Return every record verbatim.

- EXTRACTED RECORDS:
────────────────
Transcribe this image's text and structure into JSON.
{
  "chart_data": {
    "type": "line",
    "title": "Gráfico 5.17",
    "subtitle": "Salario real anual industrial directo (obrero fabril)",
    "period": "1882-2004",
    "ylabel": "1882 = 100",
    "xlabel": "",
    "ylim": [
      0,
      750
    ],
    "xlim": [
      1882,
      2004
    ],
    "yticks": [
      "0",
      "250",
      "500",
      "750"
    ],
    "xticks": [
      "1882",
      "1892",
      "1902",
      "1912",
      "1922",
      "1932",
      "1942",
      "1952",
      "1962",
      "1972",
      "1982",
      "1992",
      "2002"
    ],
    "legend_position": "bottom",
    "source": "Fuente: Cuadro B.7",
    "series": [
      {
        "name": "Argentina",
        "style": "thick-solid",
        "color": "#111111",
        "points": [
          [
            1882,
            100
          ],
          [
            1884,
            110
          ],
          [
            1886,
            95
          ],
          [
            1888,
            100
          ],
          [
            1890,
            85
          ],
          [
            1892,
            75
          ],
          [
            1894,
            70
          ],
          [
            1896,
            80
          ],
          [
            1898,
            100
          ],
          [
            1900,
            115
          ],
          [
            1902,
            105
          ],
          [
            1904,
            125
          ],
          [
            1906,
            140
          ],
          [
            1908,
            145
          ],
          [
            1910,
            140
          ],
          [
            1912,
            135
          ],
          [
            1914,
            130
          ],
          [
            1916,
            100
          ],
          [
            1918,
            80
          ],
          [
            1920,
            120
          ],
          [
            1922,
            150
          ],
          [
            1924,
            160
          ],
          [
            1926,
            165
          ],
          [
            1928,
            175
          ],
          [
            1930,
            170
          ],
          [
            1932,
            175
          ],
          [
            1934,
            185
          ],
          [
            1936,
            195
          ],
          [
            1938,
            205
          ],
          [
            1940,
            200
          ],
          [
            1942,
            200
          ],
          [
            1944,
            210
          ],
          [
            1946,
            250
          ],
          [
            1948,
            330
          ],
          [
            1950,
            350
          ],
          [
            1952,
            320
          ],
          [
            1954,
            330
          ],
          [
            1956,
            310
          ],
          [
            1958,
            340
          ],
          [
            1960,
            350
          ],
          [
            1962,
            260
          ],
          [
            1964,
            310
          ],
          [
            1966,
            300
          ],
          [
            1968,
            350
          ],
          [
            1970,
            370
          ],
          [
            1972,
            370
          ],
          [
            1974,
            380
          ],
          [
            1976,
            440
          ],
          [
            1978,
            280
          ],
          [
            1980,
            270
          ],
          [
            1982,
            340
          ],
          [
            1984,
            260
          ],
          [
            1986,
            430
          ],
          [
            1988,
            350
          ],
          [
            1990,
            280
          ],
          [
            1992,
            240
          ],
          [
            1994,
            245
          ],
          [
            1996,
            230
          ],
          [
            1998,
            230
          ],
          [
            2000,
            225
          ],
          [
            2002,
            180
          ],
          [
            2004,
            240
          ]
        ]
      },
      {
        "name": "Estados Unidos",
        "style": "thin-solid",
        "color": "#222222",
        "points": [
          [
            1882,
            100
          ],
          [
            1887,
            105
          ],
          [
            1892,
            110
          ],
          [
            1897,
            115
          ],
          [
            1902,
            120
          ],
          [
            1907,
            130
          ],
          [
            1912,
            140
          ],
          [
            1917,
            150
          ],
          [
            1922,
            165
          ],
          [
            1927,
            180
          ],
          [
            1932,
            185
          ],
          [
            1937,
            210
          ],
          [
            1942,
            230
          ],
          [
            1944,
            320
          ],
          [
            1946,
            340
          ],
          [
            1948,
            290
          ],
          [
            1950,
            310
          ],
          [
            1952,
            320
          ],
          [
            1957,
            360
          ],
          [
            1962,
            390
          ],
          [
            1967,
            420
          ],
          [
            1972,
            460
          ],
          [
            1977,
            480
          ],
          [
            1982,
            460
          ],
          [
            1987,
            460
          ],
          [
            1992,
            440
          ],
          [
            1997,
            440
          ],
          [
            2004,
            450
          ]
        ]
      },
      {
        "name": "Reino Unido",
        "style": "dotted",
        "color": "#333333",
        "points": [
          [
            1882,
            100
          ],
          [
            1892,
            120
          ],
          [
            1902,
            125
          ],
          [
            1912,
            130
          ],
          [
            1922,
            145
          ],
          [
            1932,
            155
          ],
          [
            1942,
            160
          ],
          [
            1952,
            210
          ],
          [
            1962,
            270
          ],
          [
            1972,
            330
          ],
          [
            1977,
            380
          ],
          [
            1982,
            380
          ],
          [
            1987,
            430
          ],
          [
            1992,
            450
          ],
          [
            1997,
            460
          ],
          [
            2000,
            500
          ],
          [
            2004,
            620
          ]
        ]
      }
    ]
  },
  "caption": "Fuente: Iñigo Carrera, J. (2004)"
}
────────────────
- SOLUTION TO THIS PROBLEM:
Transcribe this image's text and structure into JSON.
{
  "chart_data": {
    "type": "line",
    "title": "Gráfico 5.17",
    "subtitle": "Salario real anual industrial directo (obrero fabril)",
    "period": "1882-2004",
    "ylabel": "1882 = 100",
    "xlabel": "",
    "ylim": [
      0,
      750
    ],
    "xlim": [
      1882,
      2004
    ],
    "yticks": [
      "0",
      "250",
      "500",
      "750"
    ],
    "xticks": [
      "1882",
      "1892",
      "1902",
      "1912",
      "1922",
      "1932",
      "1942",
      "1952",
      "1962",
      "1972",
      "1982",
      "1992",
      "2002"
    ],
    "legend_position": "bottom",
    "source": "Fuente: Cuadro B.7",
    "series": [
      {
        "name": "Argentina",
        "style": "thick-solid",
        "color": "#111111",
        "points": [
          [
            1882,
            100
          ],
          [
            1884,
            110
          ],
          [
            1886,
            95
          ],
          [
            1888,
            100
          ],
          [
            1890,
            85
          ],
          [
            1892,
            75
          ],
          [
            1894,
            70
          ],
          [
            1896,
            80
          ],
          [
            1898,
            100
          ],
          [
            1900,
            115
          ],
          [
            1902,
            105
          ],
          [
            1904,
            125
          ],
          [
            1906,
            140
          ],
          [
            1908,
            145
          ],
          [
            1910,
            140
          ],
          [
            1912,
            135
          ],
          [
            1914,
            130
          ],
          [
            1916,
            100
          ],
          [
            1918,
            80
          ],
          [
            1920,
            120
          ],
          [
            1922,
            150
          ],
          [
            1924,
            160
          ],
          [
            1926,
            165
          ],
          [
            1928,
            175
          ],
          [
            1930,
            170
          ],
          [
            1932,
            175
          ],
          [
            1934,
            185
          ],
          [
            1936,
            195
          ],
          [
            1938,
            205
          ],
          [
            1940,
            200
          ],
          [
            1942,
            200
          ],
          [
            1944,
            210
          ],
          [
            1946,
            250
          ],
          [
            1948,
            330
          ],
          [
            1950,
            350
          ],
          [
            1952,
            320
          ],
          [
            1954,
            330
          ],
          [
            1956,
            310
          ],
          [
            1958,
            340
          ],
          [
            1960,
            350
          ],
          [
            1962,
            260
          ],
          [
            1964,
            310
          ],
          [
            1966,
            300
          ],
          [
            1968,
            350
          ],
          [
            1970,
            370
          ],
          [
            1972,
            370
          ],
          [
            1974,
            380
          ],
          [
            1976,
            440
          ],
          [
            1978,
            280
          ],
          [
            1980,
            270
          ],
          [
            1982,
            340
          ],
          [
            1984,
            260
          ],
          [
            1986,
            430
          ],
          [
            1988,
            350
          ],
          [
            1990,
            280
          ],
          [
            1992,
            240
          ],
          [
            1994,
            245
          ],
          [
            1996,
            230
          ],
          [
            1998,
            230
          ],
          [
            2000,
            225
          ],
          [
            2002,
            180
          ],
          [
            2004,
            240
          ]
        ]
      },
      {
        "name": "Estados Unidos",
        "style": "thin-solid",
        "color": "#222222",
        "points": [
          [
            1882,
            100
          ],
          [
            1887,
            105
          ],
          [
            1892,
            110
          ],
          [
            1897,
            115
          ],
          [
            1902,
            120
          ],
          [
            1907,
            130
          ],
          [
            1912,
            140
          ],
          [
            1917,
            150
          ],
          [
            1922,
            165
          ],
          [
            1927,
            180
          ],
          [
            1932,
            185
          ],
          [
            1937,
            210
          ],
          [
            1942,
            230
          ],
          [
            1944,
            320
          ],
          [
            1946,
            340
          ],
          [
            1948,
            290
          ],
          [
            1950,
            310
          ],
          [
            1952,
            320
          ],
          [
            1957,
            360
          ],
          [
            1962,
            390
          ],
          [
            1967,
            420
          ],
          [
            1972,
            460
          ],
          [
            1977,
            480
          ],
          [
            1982,
            460
          ],
          [
            1987,
            460
          ],
          [
            1992,
            440
          ],
          [
            1997,
            440
          ],
          [
            2004,
            450
          ]
        ]
      },
      {
        "name": "Reino Unido",
        "style": "dotted",
        "color": "#333333",
        "points": [
          [
            1882,
            100
          ],
          [
            1892,
            120
          ],
          [
            1902,
            125
          ],
          [
            1912,
            130
          ],
          [
            1922,
            145
          ],
          [
            1932,
            155
          ],
          [
            1942,
            160
          ],
          [
            1952,
            210
          ],
          [
            1962,
            270
          ],
          [
            1972,
            330
          ],
          [
            1977,
            380
          ],
          [
            1982,
            380
          ],
          [
            1987,
            430
          ],
          [
            1992,
            450
          ],
          [
            1997,
            460
          ],
          [
            2000,
            500
          ],
          [
            2004,
            620
          ]
        ]
      }
    ]
  },
  "caption": "Fuente: Iñigo Carrera, J. (2004)"
}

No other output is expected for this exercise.